» CONSIGNES DE L'EXERCICE
Recopiez à l'identique toutes les lignes des enregistrements ci-dessous, en laissant les images de côté.

[Entrées du jeu de données de mise en page]

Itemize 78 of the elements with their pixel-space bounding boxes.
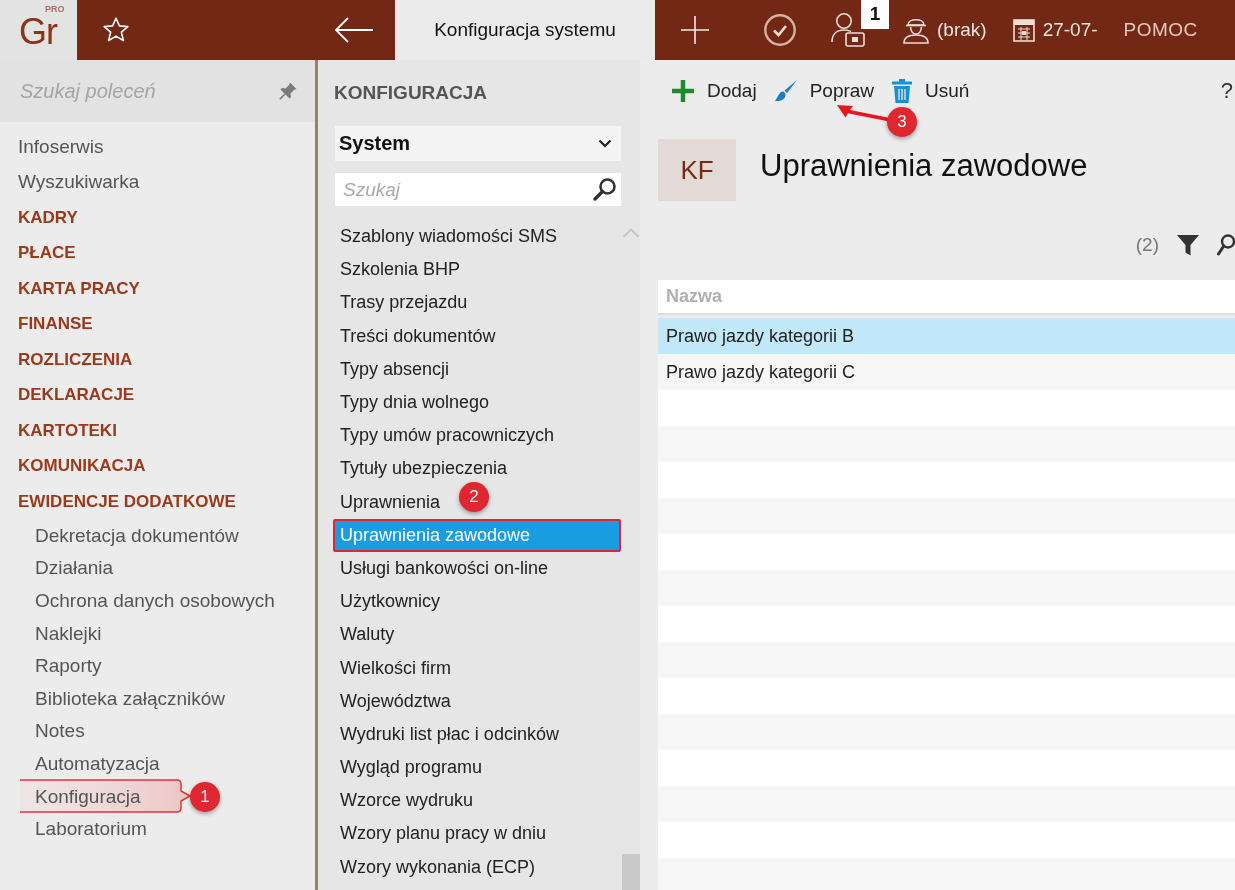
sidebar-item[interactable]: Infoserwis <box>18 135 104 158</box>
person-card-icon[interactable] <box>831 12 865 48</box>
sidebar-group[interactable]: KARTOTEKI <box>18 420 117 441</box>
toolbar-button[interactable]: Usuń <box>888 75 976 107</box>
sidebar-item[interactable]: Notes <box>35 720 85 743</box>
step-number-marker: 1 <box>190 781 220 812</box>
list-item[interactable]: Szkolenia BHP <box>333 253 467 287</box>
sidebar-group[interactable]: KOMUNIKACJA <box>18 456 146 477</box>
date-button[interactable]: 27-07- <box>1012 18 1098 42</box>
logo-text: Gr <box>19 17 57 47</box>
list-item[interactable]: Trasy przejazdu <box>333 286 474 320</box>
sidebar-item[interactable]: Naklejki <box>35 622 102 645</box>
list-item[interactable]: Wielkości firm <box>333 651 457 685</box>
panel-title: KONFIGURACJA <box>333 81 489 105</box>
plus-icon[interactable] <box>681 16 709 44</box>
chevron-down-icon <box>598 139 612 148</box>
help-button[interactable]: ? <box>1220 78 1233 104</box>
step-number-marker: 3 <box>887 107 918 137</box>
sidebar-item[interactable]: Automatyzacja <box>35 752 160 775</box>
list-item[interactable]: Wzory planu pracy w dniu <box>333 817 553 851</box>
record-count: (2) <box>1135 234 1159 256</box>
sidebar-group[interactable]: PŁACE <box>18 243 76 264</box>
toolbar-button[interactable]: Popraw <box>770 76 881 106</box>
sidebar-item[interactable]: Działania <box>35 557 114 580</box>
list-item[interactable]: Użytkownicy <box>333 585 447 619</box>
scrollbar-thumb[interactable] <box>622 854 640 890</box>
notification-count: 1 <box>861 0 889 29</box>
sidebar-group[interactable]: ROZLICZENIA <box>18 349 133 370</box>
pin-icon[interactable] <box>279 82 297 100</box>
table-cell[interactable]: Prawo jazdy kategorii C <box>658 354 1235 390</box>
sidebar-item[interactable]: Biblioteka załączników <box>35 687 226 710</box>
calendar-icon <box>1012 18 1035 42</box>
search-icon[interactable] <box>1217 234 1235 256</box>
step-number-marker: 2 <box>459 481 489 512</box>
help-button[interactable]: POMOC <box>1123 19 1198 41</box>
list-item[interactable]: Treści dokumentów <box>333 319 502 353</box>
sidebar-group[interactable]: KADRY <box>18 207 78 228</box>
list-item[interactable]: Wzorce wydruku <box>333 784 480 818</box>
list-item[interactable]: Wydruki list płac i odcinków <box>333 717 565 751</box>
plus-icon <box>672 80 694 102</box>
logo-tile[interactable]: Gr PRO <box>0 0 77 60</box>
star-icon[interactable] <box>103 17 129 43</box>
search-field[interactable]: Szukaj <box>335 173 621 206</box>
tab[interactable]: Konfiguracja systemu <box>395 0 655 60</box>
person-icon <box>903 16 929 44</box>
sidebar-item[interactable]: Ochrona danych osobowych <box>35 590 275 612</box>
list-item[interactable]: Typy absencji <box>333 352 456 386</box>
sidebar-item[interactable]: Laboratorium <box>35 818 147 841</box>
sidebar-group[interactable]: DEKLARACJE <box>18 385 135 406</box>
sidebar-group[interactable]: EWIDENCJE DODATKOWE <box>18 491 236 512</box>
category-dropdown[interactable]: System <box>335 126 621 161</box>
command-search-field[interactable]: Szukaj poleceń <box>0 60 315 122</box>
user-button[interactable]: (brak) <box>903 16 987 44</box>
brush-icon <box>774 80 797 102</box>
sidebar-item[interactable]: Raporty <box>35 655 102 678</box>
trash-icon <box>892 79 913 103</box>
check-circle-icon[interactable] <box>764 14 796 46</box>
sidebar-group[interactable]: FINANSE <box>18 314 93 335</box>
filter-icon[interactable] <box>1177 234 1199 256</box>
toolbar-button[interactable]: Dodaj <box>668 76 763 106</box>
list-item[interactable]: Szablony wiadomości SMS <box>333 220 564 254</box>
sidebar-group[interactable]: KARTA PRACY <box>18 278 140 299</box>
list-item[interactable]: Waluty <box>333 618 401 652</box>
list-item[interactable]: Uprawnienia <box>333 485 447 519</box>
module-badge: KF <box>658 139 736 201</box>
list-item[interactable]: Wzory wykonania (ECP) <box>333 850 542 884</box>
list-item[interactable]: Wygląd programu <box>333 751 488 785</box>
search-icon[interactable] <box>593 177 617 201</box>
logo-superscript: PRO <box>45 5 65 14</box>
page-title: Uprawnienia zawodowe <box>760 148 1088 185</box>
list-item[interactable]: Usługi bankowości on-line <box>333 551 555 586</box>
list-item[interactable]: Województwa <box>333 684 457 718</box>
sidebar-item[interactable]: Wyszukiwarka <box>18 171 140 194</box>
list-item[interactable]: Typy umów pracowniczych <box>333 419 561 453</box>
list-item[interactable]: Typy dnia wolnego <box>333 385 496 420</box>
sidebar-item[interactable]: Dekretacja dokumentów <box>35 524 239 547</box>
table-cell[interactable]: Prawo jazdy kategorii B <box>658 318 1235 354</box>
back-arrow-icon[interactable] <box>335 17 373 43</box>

» RÉSULTAT ATTENDU
Itemize 78 of the elements with their pixel-space bounding boxes.
sidebar-item[interactable]: Infoserwis <box>18 135 104 158</box>
person-card-icon[interactable] <box>831 12 865 48</box>
sidebar-group[interactable]: KARTOTEKI <box>18 420 117 441</box>
toolbar-button[interactable]: Usuń <box>888 75 976 107</box>
sidebar-item[interactable]: Notes <box>35 720 85 743</box>
step-number-marker: 1 <box>190 781 220 812</box>
list-item[interactable]: Szkolenia BHP <box>333 253 467 287</box>
sidebar-group[interactable]: KOMUNIKACJA <box>18 456 146 477</box>
date-button[interactable]: 27-07- <box>1012 18 1098 42</box>
logo-text: Gr <box>19 17 57 47</box>
list-item[interactable]: Trasy przejazdu <box>333 286 474 320</box>
sidebar-item[interactable]: Naklejki <box>35 622 102 645</box>
list-item[interactable]: Wielkości firm <box>333 651 457 685</box>
panel-title: KONFIGURACJA <box>333 81 489 105</box>
plus-icon[interactable] <box>681 16 709 44</box>
chevron-down-icon <box>598 139 612 148</box>
help-button[interactable]: ? <box>1220 78 1233 104</box>
step-number-marker: 3 <box>887 107 918 137</box>
sidebar-item[interactable]: Automatyzacja <box>35 752 160 775</box>
list-item[interactable]: Wzory planu pracy w dniu <box>333 817 553 851</box>
record-count: (2) <box>1135 234 1159 256</box>
sidebar-group[interactable]: PŁACE <box>18 243 76 264</box>
toolbar-button[interactable]: Popraw <box>770 76 881 106</box>
sidebar-item[interactable]: Działania <box>35 557 114 580</box>
list-item[interactable]: Użytkownicy <box>333 585 447 619</box>
scrollbar-thumb[interactable] <box>622 854 640 890</box>
notification-count: 1 <box>861 0 889 29</box>
sidebar-group[interactable]: ROZLICZENIA <box>18 349 133 370</box>
pin-icon[interactable] <box>279 82 297 100</box>
table-cell[interactable]: Prawo jazdy kategorii C <box>658 354 1235 390</box>
sidebar-item[interactable]: Biblioteka załączników <box>35 687 226 710</box>
calendar-icon <box>1012 18 1035 42</box>
search-icon[interactable] <box>1217 234 1235 256</box>
step-number-marker: 2 <box>459 481 489 512</box>
help-button[interactable]: POMOC <box>1123 19 1198 41</box>
list-item[interactable]: Treści dokumentów <box>333 319 502 353</box>
sidebar-group[interactable]: KADRY <box>18 207 78 228</box>
list-item[interactable]: Wzorce wydruku <box>333 784 480 818</box>
list-item[interactable]: Wydruki list płac i odcinków <box>333 717 565 751</box>
plus-icon <box>672 80 694 102</box>
logo-tile[interactable]: Gr PRO <box>0 0 77 60</box>
star-icon[interactable] <box>103 17 129 43</box>
search-field[interactable]: Szukaj <box>335 173 621 206</box>
tab[interactable]: Konfiguracja systemu <box>395 0 655 60</box>
person-icon <box>903 16 929 44</box>
sidebar-item[interactable]: Ochrona danych osobowych <box>35 590 275 612</box>
list-item[interactable]: Typy absencji <box>333 352 456 386</box>
sidebar-item[interactable]: Laboratorium <box>35 818 147 841</box>
sidebar-group[interactable]: DEKLARACJE <box>18 385 135 406</box>
sidebar-group[interactable]: EWIDENCJE DODATKOWE <box>18 491 236 512</box>
category-dropdown[interactable]: System <box>335 126 621 161</box>
command-search-field[interactable]: Szukaj poleceń <box>0 60 315 122</box>
user-button[interactable]: (brak) <box>903 16 987 44</box>
brush-icon <box>774 80 797 102</box>
sidebar-item[interactable]: Raporty <box>35 655 102 678</box>
trash-icon <box>892 79 913 103</box>
check-circle-icon[interactable] <box>764 14 796 46</box>
sidebar-group[interactable]: FINANSE <box>18 314 93 335</box>
filter-icon[interactable] <box>1177 234 1199 256</box>
toolbar-button[interactable]: Dodaj <box>668 76 763 106</box>
list-item[interactable]: Szablony wiadomości SMS <box>333 220 564 254</box>
sidebar-group[interactable]: KARTA PRACY <box>18 278 140 299</box>
list-item[interactable]: Waluty <box>333 618 401 652</box>
list-item[interactable]: Uprawnienia <box>333 485 447 519</box>
module-badge: KF <box>658 139 736 201</box>
list-item[interactable]: Wzory wykonania (ECP) <box>333 850 542 884</box>
list-item[interactable]: Wygląd programu <box>333 751 488 785</box>
search-icon[interactable] <box>593 177 617 201</box>
logo-superscript: PRO <box>45 5 65 14</box>
page-title: Uprawnienia zawodowe <box>760 148 1088 185</box>
list-item[interactable]: Usługi bankowości on-line <box>333 551 555 586</box>
list-item[interactable]: Województwa <box>333 684 457 718</box>
sidebar-item[interactable]: Wyszukiwarka <box>18 171 140 194</box>
list-item[interactable]: Typy umów pracowniczych <box>333 419 561 453</box>
list-item[interactable]: Typy dnia wolnego <box>333 385 496 420</box>
sidebar-item[interactable]: Dekretacja dokumentów <box>35 524 239 547</box>
table-cell[interactable]: Prawo jazdy kategorii B <box>658 318 1235 354</box>
back-arrow-icon[interactable] <box>335 17 373 43</box>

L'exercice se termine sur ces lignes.